-- Start Supplied data --
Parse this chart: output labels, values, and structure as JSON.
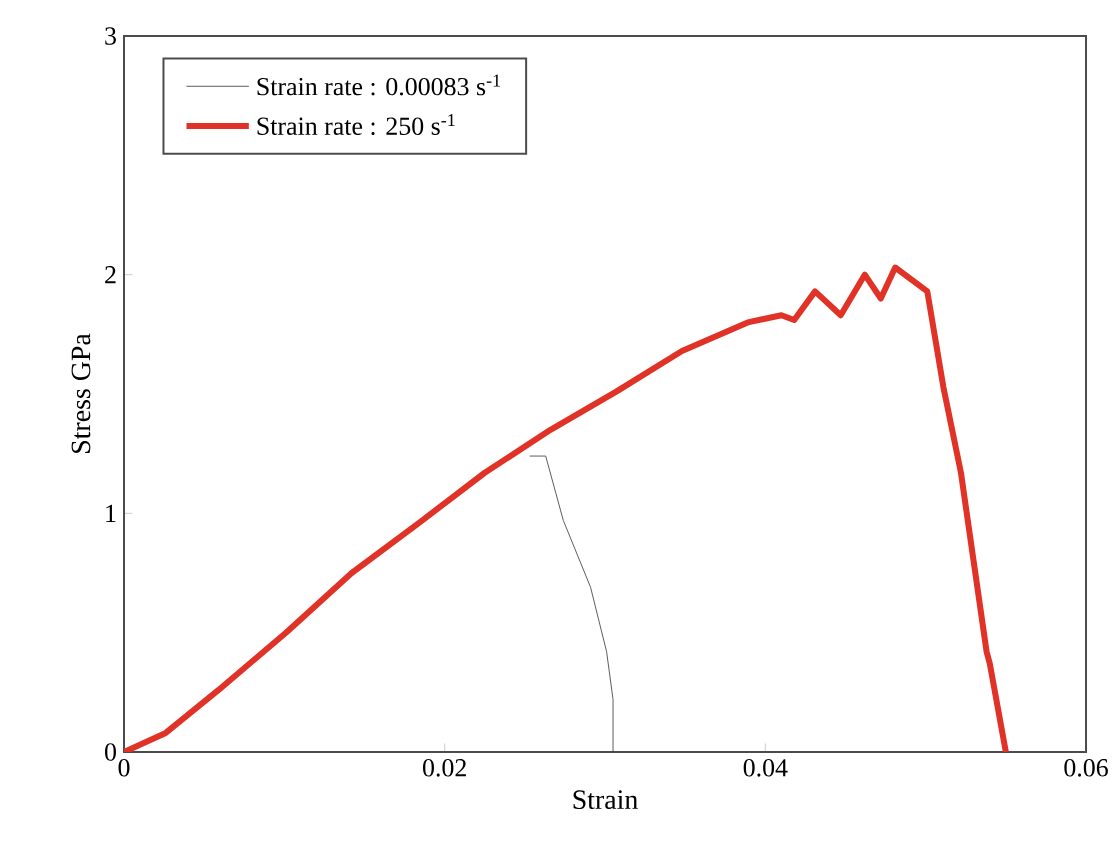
{
  "chart_data": {
    "type": "line",
    "xlabel": "Strain",
    "ylabel": "Stress GPa",
    "xlim": [
      0,
      0.06
    ],
    "ylim": [
      0,
      3
    ],
    "xticks": [
      0,
      0.02,
      0.04,
      0.06
    ],
    "yticks": [
      0,
      1,
      2,
      3
    ],
    "legend": "top left",
    "series": [
      {
        "name": "Strain rate : 0.00083 s$^{-1}$",
        "color": "#333333",
        "x": [
          0.0253,
          0.0263,
          0.0274,
          0.0291,
          0.0301,
          0.0305,
          0.0305
        ],
        "values": [
          1.24,
          1.24,
          0.97,
          0.69,
          0.42,
          0.22,
          0
        ]
      },
      {
        "name": "Strain rate : 250 s$^{-1}$",
        "color": "#e03226",
        "x": [
          0,
          0.0026,
          0.0059,
          0.0101,
          0.0142,
          0.0184,
          0.0225,
          0.0266,
          0.0307,
          0.0348,
          0.0389,
          0.041,
          0.0418,
          0.0431,
          0.0447,
          0.0462,
          0.0472,
          0.0481,
          0.0501,
          0.0511,
          0.0522,
          0.0538,
          0.054,
          0.055
        ],
        "values": [
          0,
          0.08,
          0.26,
          0.5,
          0.75,
          0.96,
          1.17,
          1.35,
          1.51,
          1.68,
          1.8,
          1.83,
          1.81,
          1.93,
          1.83,
          2.0,
          1.9,
          2.03,
          1.93,
          1.53,
          1.17,
          0.42,
          0.37,
          0
        ]
      }
    ]
  }
}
-- End Supplied data --
Exercise description:
Give back the entries verbatim. Do not include any picture.

Exercise output:
Parse this chart: output labels, values, and structure as JSON.
{
  "chart_data": {
    "type": "line",
    "xlabel": "Strain",
    "ylabel": "Stress GPa",
    "xlim": [
      0,
      0.06
    ],
    "ylim": [
      0,
      3
    ],
    "xticks": [
      0,
      0.02,
      0.04,
      0.06
    ],
    "yticks": [
      0,
      1,
      2,
      3
    ],
    "legend": "top left",
    "series": [
      {
        "name": "Strain rate : 0.00083 s$^{-1}$",
        "color": "#333333",
        "x": [
          0.0253,
          0.0263,
          0.0274,
          0.0291,
          0.0301,
          0.0305,
          0.0305
        ],
        "values": [
          1.24,
          1.24,
          0.97,
          0.69,
          0.42,
          0.22,
          0
        ]
      },
      {
        "name": "Strain rate : 250 s$^{-1}$",
        "color": "#e03226",
        "x": [
          0,
          0.0026,
          0.0059,
          0.0101,
          0.0142,
          0.0184,
          0.0225,
          0.0266,
          0.0307,
          0.0348,
          0.0389,
          0.041,
          0.0418,
          0.0431,
          0.0447,
          0.0462,
          0.0472,
          0.0481,
          0.0501,
          0.0511,
          0.0522,
          0.0538,
          0.054,
          0.055
        ],
        "values": [
          0,
          0.08,
          0.26,
          0.5,
          0.75,
          0.96,
          1.17,
          1.35,
          1.51,
          1.68,
          1.8,
          1.83,
          1.81,
          1.93,
          1.83,
          2.0,
          1.9,
          2.03,
          1.93,
          1.53,
          1.17,
          0.42,
          0.37,
          0
        ]
      }
    ]
  }
}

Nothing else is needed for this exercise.